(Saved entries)

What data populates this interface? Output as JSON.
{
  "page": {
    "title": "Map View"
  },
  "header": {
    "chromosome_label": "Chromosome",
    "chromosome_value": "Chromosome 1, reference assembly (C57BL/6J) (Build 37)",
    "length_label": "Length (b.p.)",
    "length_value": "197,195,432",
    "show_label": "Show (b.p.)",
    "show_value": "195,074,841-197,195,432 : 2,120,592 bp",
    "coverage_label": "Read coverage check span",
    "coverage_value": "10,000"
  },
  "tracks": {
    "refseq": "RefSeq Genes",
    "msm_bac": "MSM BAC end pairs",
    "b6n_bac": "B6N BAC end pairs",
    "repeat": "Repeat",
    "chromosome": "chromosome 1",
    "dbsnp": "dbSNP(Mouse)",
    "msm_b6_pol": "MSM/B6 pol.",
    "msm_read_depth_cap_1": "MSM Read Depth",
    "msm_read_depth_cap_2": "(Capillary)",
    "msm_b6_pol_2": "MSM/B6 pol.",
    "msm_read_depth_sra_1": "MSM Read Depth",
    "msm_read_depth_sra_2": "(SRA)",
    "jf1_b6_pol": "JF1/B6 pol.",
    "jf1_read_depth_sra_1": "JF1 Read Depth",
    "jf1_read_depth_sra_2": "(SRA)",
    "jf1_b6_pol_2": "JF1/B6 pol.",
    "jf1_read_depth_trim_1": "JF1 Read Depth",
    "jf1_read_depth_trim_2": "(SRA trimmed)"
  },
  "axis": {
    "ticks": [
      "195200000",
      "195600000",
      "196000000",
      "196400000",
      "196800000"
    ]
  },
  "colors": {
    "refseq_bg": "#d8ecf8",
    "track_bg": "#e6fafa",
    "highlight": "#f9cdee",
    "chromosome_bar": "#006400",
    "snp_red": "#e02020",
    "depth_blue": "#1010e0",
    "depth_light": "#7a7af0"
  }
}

* [EXERCISE]: Please reproduce each entry exactly as it appears.

* [RESPONSE]:
What data populates this interface? Output as JSON.
{
  "page": {
    "title": "Map View"
  },
  "header": {
    "chromosome_label": "Chromosome",
    "chromosome_value": "Chromosome 1, reference assembly (C57BL/6J) (Build 37)",
    "length_label": "Length (b.p.)",
    "length_value": "197,195,432",
    "show_label": "Show (b.p.)",
    "show_value": "195,074,841-197,195,432 : 2,120,592 bp",
    "coverage_label": "Read coverage check span",
    "coverage_value": "10,000"
  },
  "tracks": {
    "refseq": "RefSeq Genes",
    "msm_bac": "MSM BAC end pairs",
    "b6n_bac": "B6N BAC end pairs",
    "repeat": "Repeat",
    "chromosome": "chromosome 1",
    "dbsnp": "dbSNP(Mouse)",
    "msm_b6_pol": "MSM/B6 pol.",
    "msm_read_depth_cap_1": "MSM Read Depth",
    "msm_read_depth_cap_2": "(Capillary)",
    "msm_b6_pol_2": "MSM/B6 pol.",
    "msm_read_depth_sra_1": "MSM Read Depth",
    "msm_read_depth_sra_2": "(SRA)",
    "jf1_b6_pol": "JF1/B6 pol.",
    "jf1_read_depth_sra_1": "JF1 Read Depth",
    "jf1_read_depth_sra_2": "(SRA)",
    "jf1_b6_pol_2": "JF1/B6 pol.",
    "jf1_read_depth_trim_1": "JF1 Read Depth",
    "jf1_read_depth_trim_2": "(SRA trimmed)"
  },
  "axis": {
    "ticks": [
      "195200000",
      "195600000",
      "196000000",
      "196400000",
      "196800000"
    ]
  },
  "colors": {
    "refseq_bg": "#d8ecf8",
    "track_bg": "#e6fafa",
    "highlight": "#f9cdee",
    "chromosome_bar": "#006400",
    "snp_red": "#e02020",
    "depth_blue": "#1010e0",
    "depth_light": "#7a7af0"
  }
}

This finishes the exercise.